- [Raw data]
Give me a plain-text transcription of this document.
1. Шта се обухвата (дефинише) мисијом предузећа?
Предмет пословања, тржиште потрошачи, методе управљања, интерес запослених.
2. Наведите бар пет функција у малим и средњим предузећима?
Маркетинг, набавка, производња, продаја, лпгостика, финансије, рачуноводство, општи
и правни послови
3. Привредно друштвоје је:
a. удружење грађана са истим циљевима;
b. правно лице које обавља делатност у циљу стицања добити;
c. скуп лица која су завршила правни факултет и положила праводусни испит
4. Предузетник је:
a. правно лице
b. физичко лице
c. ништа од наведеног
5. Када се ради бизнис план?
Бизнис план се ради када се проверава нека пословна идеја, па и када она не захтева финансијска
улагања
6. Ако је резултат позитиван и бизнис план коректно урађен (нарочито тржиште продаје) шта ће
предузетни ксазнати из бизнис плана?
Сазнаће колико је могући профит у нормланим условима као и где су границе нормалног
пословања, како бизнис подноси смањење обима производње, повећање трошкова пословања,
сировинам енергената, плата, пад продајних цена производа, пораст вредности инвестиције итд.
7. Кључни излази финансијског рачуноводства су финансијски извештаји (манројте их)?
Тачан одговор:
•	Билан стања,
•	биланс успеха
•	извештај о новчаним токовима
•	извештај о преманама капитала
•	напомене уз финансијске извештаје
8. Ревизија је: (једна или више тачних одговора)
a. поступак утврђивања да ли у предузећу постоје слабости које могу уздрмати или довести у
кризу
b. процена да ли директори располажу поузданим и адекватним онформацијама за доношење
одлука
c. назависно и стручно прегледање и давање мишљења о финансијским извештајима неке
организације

- [What the exercise asks] Find every line with the word "пословања" and state how many there are, with no other words.

- [Exercise solution] 2